RECORD EXTRACTS:
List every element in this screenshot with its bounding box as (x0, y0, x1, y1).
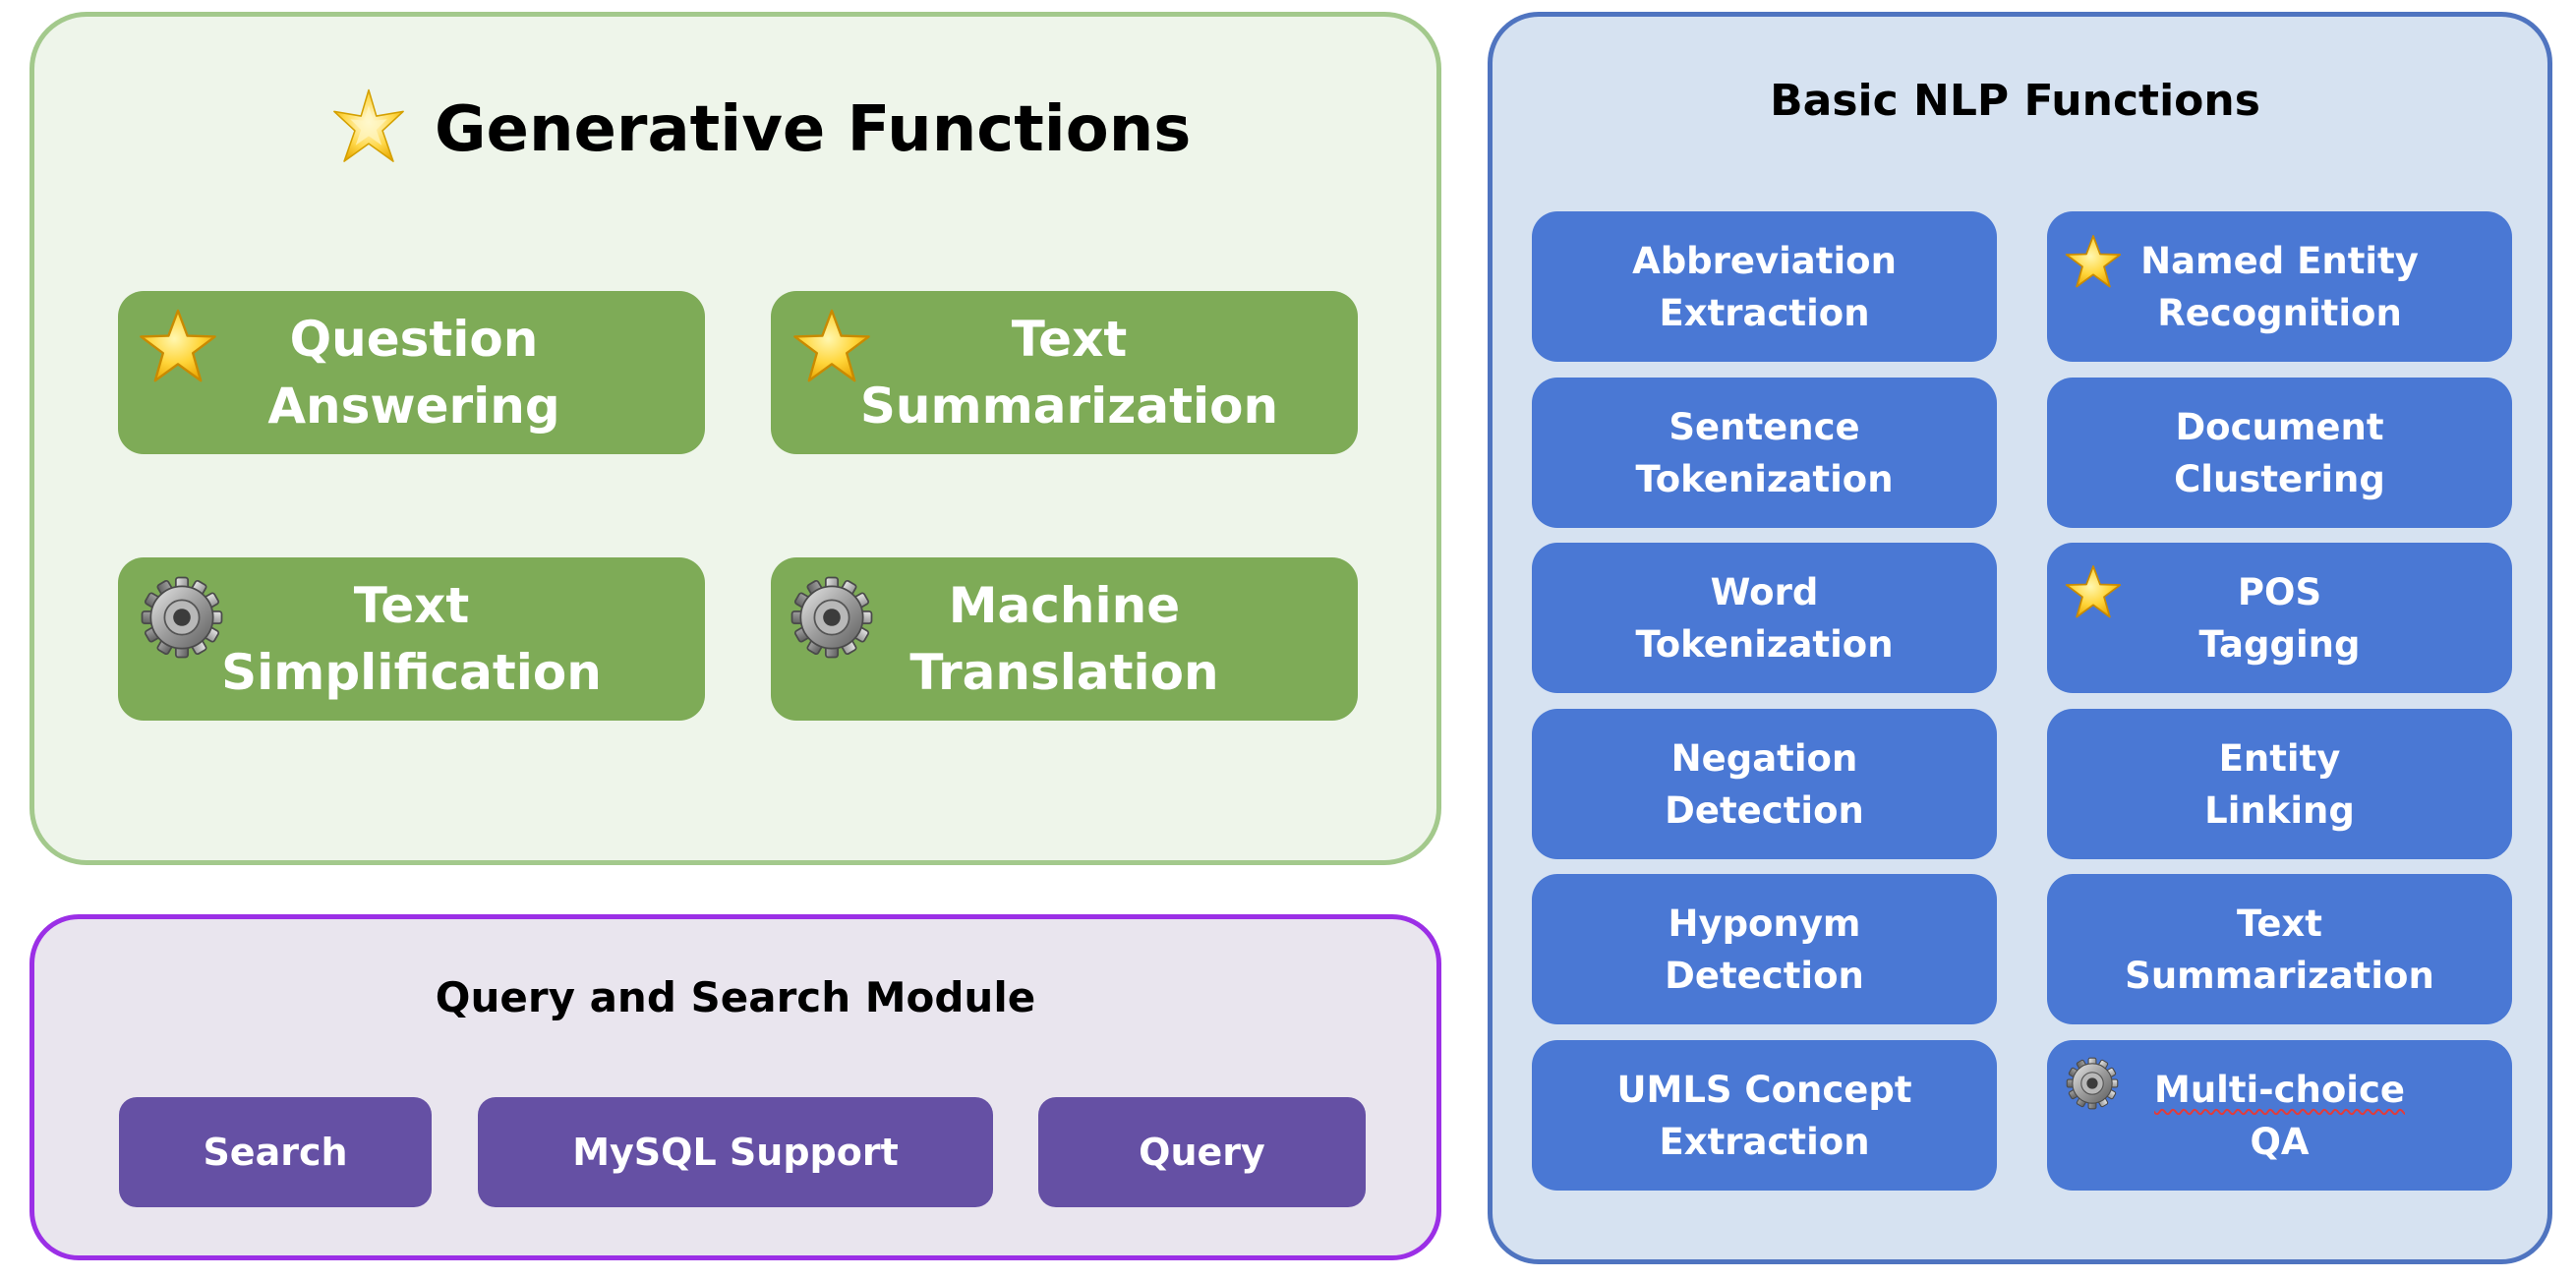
nlp-item-label: Abbreviation Extraction (1632, 239, 1897, 334)
nlp-item-umls-concept-extraction[interactable]: UMLS Concept Extraction (1532, 1040, 1997, 1191)
generative-item-machine-translation[interactable]: Machine Translation (771, 557, 1358, 721)
mysql-support-button[interactable]: MySQL Support (478, 1097, 993, 1207)
nlp-item-document-clustering[interactable]: Document Clustering (2047, 378, 2512, 528)
sparkle-star-icon (333, 88, 404, 162)
nlp-item-label: POS Tagging (2198, 570, 2361, 666)
generative-item-text-summarization[interactable]: Text Summarization (771, 291, 1358, 454)
generative-item-label: Question Answering (267, 311, 560, 435)
star-icon (792, 307, 871, 385)
mysql-support-button-label: MySQL Support (572, 1131, 899, 1174)
nlp-item-text-summarization[interactable]: Text Summarization (2047, 874, 2512, 1024)
query-button-label: Query (1139, 1131, 1265, 1174)
nlp-item-label: Word Tokenization (1635, 570, 1894, 666)
basic-nlp-functions-title: Basic NLP Functions (1770, 76, 2260, 126)
query-button[interactable]: Query (1038, 1097, 1366, 1207)
nlp-item-sentence-tokenization[interactable]: Sentence Tokenization (1532, 378, 1997, 528)
nlp-item-label: Named Entity Recognition (2140, 239, 2419, 334)
nlp-item-label: Negation Detection (1665, 736, 1864, 832)
nlp-item-negation-detection[interactable]: Negation Detection (1532, 709, 1997, 859)
generative-item-label: Machine Translation (909, 577, 1219, 701)
nlp-item-entity-linking[interactable]: Entity Linking (2047, 709, 2512, 859)
gear-icon (139, 574, 225, 661)
nlp-item-pos-tagging[interactable]: POS Tagging (2047, 543, 2512, 693)
star-icon (2065, 563, 2122, 620)
search-button-label: Search (203, 1131, 348, 1174)
nlp-item-hyponym-detection[interactable]: Hyponym Detection (1532, 874, 1997, 1024)
gear-icon (789, 574, 875, 661)
nlp-item-label: Document Clustering (2174, 405, 2385, 500)
nlp-item-named-entity-recognition[interactable]: Named Entity Recognition (2047, 211, 2512, 362)
query-search-module-title: Query and Search Module (435, 973, 1036, 1021)
nlp-item-abbreviation-extraction[interactable]: Abbreviation Extraction (1532, 211, 1997, 362)
nlp-item-label-line1: Multi-choice (2154, 1068, 2405, 1111)
generative-item-label: Text Simplification (221, 577, 602, 701)
generative-item-label: Text Summarization (859, 311, 1279, 435)
nlp-item-label-line2: QA (2250, 1120, 2310, 1163)
star-icon (2065, 233, 2122, 290)
nlp-item-label: Hyponym Detection (1665, 902, 1864, 997)
gear-icon (2065, 1056, 2120, 1111)
generative-item-text-simplification[interactable]: Text Simplification (118, 557, 705, 721)
nlp-item-label: Text Summarization (2125, 902, 2434, 997)
nlp-item-word-tokenization[interactable]: Word Tokenization (1532, 543, 1997, 693)
generative-functions-title: Generative Functions (435, 93, 1192, 166)
star-icon (139, 307, 217, 385)
nlp-item-label: Sentence Tokenization (1635, 405, 1894, 500)
nlp-item-multi-choice-qa[interactable]: Multi-choice QA (2047, 1040, 2512, 1191)
nlp-item-label: UMLS Concept Extraction (1616, 1068, 1912, 1163)
search-button[interactable]: Search (119, 1097, 432, 1207)
generative-item-question-answering[interactable]: Question Answering (118, 291, 705, 454)
query-search-module-panel (29, 914, 1441, 1260)
nlp-item-label: Entity Linking (2204, 736, 2355, 832)
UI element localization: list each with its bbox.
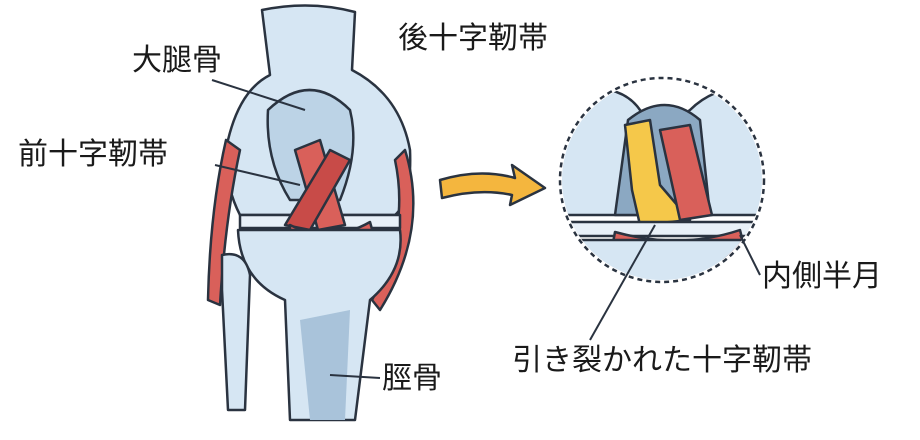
label-meniscus: 内側半月 bbox=[762, 259, 882, 294]
label-femur: 大腿骨 bbox=[132, 43, 222, 78]
label-pcl: 後十字靭帯 bbox=[398, 21, 548, 56]
torn-ligament bbox=[623, 118, 692, 227]
label-acl: 前十字靭帯 bbox=[18, 137, 168, 172]
medial-ligament bbox=[370, 148, 415, 312]
fibula-bone bbox=[220, 252, 252, 412]
label-tibia: 脛骨 bbox=[382, 361, 442, 396]
label-torn-ligament: 引き裂かれた十字靭帯 bbox=[512, 343, 812, 378]
lateral-ligament bbox=[206, 138, 242, 307]
arrow-icon bbox=[438, 163, 547, 207]
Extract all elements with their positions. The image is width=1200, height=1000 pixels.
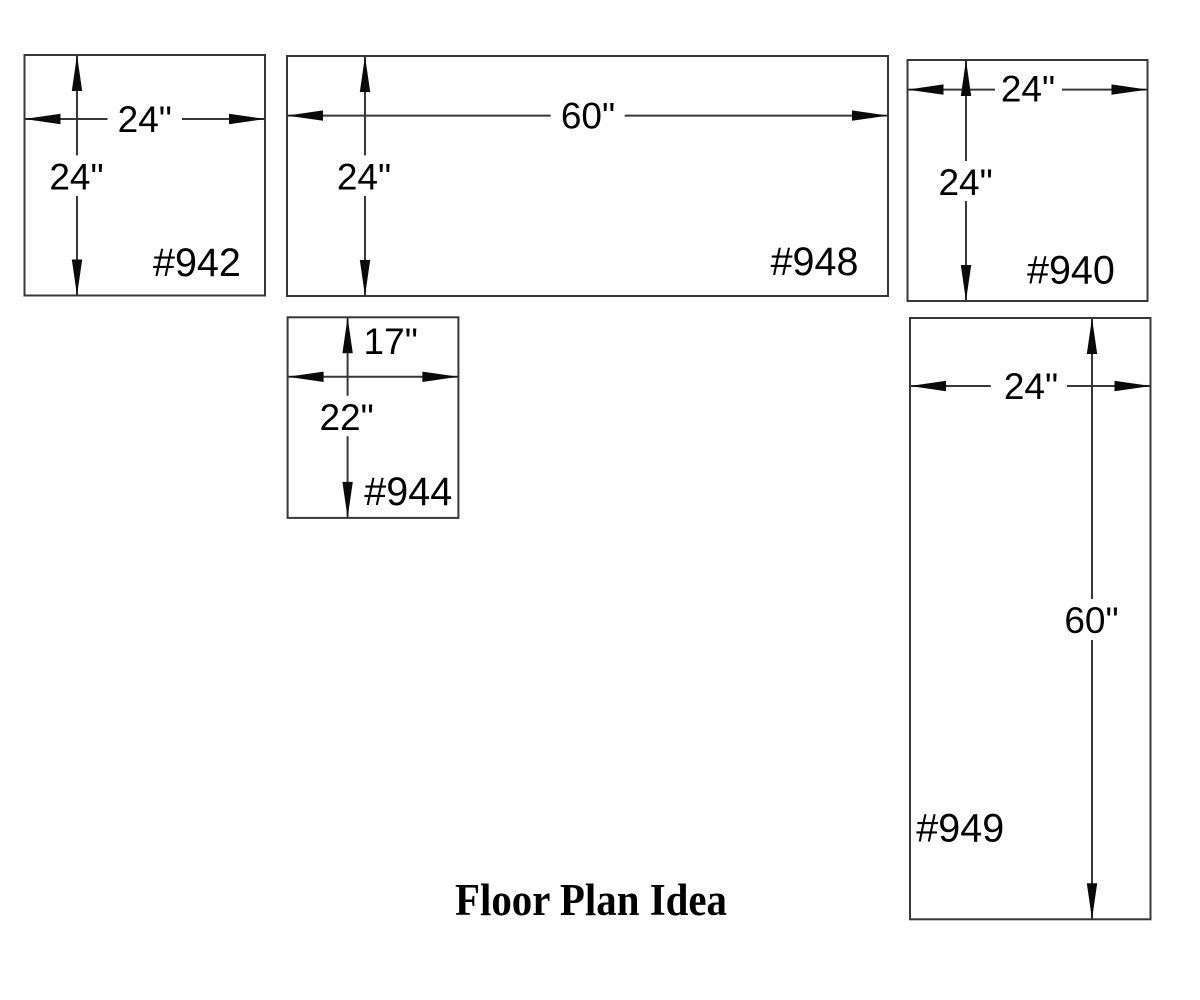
svg-text:#948: #948: [771, 240, 859, 284]
svg-text:24": 24": [1004, 366, 1058, 407]
svg-text:Floor Plan Idea: Floor Plan Idea: [455, 875, 727, 925]
svg-text:22": 22": [319, 397, 373, 438]
svg-text:60": 60": [1064, 600, 1118, 641]
svg-text:24": 24": [118, 99, 172, 140]
svg-text:24": 24": [49, 156, 103, 197]
svg-text:#940: #940: [1027, 249, 1115, 293]
svg-text:#944: #944: [364, 470, 452, 514]
svg-text:60": 60": [561, 96, 615, 137]
svg-text:17": 17": [364, 321, 418, 362]
svg-text:24": 24": [938, 162, 992, 203]
svg-text:#949: #949: [916, 806, 1004, 850]
svg-text:24": 24": [1001, 69, 1055, 110]
svg-text:#942: #942: [153, 241, 241, 285]
svg-text:24": 24": [337, 156, 391, 197]
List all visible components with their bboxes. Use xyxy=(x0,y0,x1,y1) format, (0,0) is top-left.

CHALLENGE:
Format every line of the items above as a JSON list of strings, one string per line, skipping blank lines. Omit the pictures.

EXPECTED ANSWER:
[
  "List every element in this screenshot with its bounding box as (x0, y0, x1, y1).",
  "nlp-item-label: Abbreviation Extraction (1632, 239, 1897, 334)",
  "nlp-item-umls-concept-extraction[interactable]: UMLS Concept Extraction (1532, 1040, 1997, 1191)",
  "generative-item-machine-translation[interactable]: Machine Translation (771, 557, 1358, 721)",
  "mysql-support-button[interactable]: MySQL Support (478, 1097, 993, 1207)",
  "nlp-item-document-clustering[interactable]: Document Clustering (2047, 378, 2512, 528)",
  "sparkle-star-icon (333, 88, 404, 162)",
  "nlp-item-label: POS Tagging (2198, 570, 2361, 666)",
  "generative-item-text-summarization[interactable]: Text Summarization (771, 291, 1358, 454)",
  "generative-item-label: Question Answering (267, 311, 560, 435)",
  "star-icon (792, 307, 871, 385)",
  "mysql-support-button-label: MySQL Support (572, 1131, 899, 1174)",
  "nlp-item-text-summarization[interactable]: Text Summarization (2047, 874, 2512, 1024)",
  "query-button-label: Query (1139, 1131, 1265, 1174)",
  "nlp-item-label: Word Tokenization (1635, 570, 1894, 666)",
  "basic-nlp-functions-title: Basic NLP Functions (1770, 76, 2260, 126)",
  "query-button[interactable]: Query (1038, 1097, 1366, 1207)",
  "nlp-item-sentence-tokenization[interactable]: Sentence Tokenization (1532, 378, 1997, 528)",
  "nlp-item-label: Named Entity Recognition (2140, 239, 2419, 334)",
  "nlp-item-label: Negation Detection (1665, 736, 1864, 832)",
  "nlp-item-negation-detection[interactable]: Negation Detection (1532, 709, 1997, 859)",
  "generative-item-label: Machine Translation (909, 577, 1219, 701)",
  "nlp-item-entity-linking[interactable]: Entity Linking (2047, 709, 2512, 859)",
  "gear-icon (139, 574, 225, 661)",
  "nlp-item-pos-tagging[interactable]: POS Tagging (2047, 543, 2512, 693)",
  "star-icon (2065, 563, 2122, 620)",
  "search-button-label: Search (203, 1131, 348, 1174)",
  "nlp-item-hyponym-detection[interactable]: Hyponym Detection (1532, 874, 1997, 1024)",
  "gear-icon (789, 574, 875, 661)",
  "nlp-item-label: Document Clustering (2174, 405, 2385, 500)",
  "nlp-item-named-entity-recognition[interactable]: Named Entity Recognition (2047, 211, 2512, 362)",
  "query-search-module-title: Query and Search Module (435, 973, 1036, 1021)",
  "nlp-item-abbreviation-extraction[interactable]: Abbreviation Extraction (1532, 211, 1997, 362)",
  "nlp-item-label-line1: Multi-choice (2154, 1068, 2405, 1111)",
  "generative-item-label: Text Simplification (221, 577, 602, 701)",
  "generative-item-label: Text Summarization (859, 311, 1279, 435)",
  "nlp-item-label-line2: QA (2250, 1120, 2310, 1163)",
  "star-icon (2065, 233, 2122, 290)",
  "nlp-item-label: Hyponym Detection (1665, 902, 1864, 997)",
  "gear-icon (2065, 1056, 2120, 1111)",
  "generative-item-text-simplification[interactable]: Text Simplification (118, 557, 705, 721)",
  "nlp-item-label: Text Summarization (2125, 902, 2434, 997)",
  "nlp-item-word-tokenization[interactable]: Word Tokenization (1532, 543, 1997, 693)",
  "generative-functions-title: Generative Functions (435, 93, 1192, 166)",
  "star-icon (139, 307, 217, 385)",
  "nlp-item-label: Sentence Tokenization (1635, 405, 1894, 500)",
  "nlp-item-multi-choice-qa[interactable]: Multi-choice QA (2047, 1040, 2512, 1191)",
  "nlp-item-label: UMLS Concept Extraction (1616, 1068, 1912, 1163)",
  "search-button[interactable]: Search (119, 1097, 432, 1207)",
  "generative-item-question-answering[interactable]: Question Answering (118, 291, 705, 454)",
  "query-search-module-panel (29, 914, 1441, 1260)",
  "nlp-item-label: Entity Linking (2204, 736, 2355, 832)",
  "UI element localization: list each with its bbox.",
  "label-meniscus: 内側半月 bbox=[762, 259, 882, 294]",
  "label-femur: 大腿骨 bbox=[132, 43, 222, 78]",
  "label-pcl: 後十字靭帯 bbox=[398, 21, 548, 56]",
  "torn-ligament bbox=[623, 118, 692, 227]",
  "label-acl: 前十字靭帯 bbox=[18, 137, 168, 172]",
  "medial-ligament bbox=[370, 148, 415, 312]",
  "fibula-bone bbox=[220, 252, 252, 412]",
  "label-tibia: 脛骨 bbox=[382, 361, 442, 396]",
  "label-torn-ligament: 引き裂かれた十字靭帯 bbox=[512, 343, 812, 378]",
  "lateral-ligament bbox=[206, 138, 242, 307]",
  "arrow-icon bbox=[438, 163, 547, 207]",
  "Extract all elements with their positions. The image is width=1200, height=1000 pixels.",
  "svg-text:#948: #948: [771, 240, 859, 284]",
  "svg-text:24\": 24\": [1004, 366, 1058, 407]",
  "svg-text:Floor Plan Idea: Floor Plan Idea: [455, 875, 727, 925]",
  "svg-text:22\": 22\": [319, 397, 373, 438]",
  "svg-text:60\": 60\": [1064, 600, 1118, 641]",
  "svg-text:24\": 24\": [118, 99, 172, 140]",
  "svg-text:24\": 24\": [49, 156, 103, 197]",
  "svg-text:#940: #940: [1027, 249, 1115, 293]",
  "svg-text:#944: #944: [364, 470, 452, 514]",
  "svg-text:60\": 60\": [561, 96, 615, 137]",
  "svg-text:17\": 17\": [364, 321, 418, 362]",
  "svg-text:24\": 24\": [938, 162, 992, 203]",
  "svg-text:#949: #949: [916, 806, 1004, 850]",
  "svg-text:24\": 24\": [1001, 69, 1055, 110]",
  "svg-text:#942: #942: [153, 241, 241, 285]",
  "svg-text:24\": 24\": [337, 156, 391, 197]",
  "List all visible components with their bboxes. Use xyxy=(x0,y0,x1,y1) format, (0,0) is top-left."
]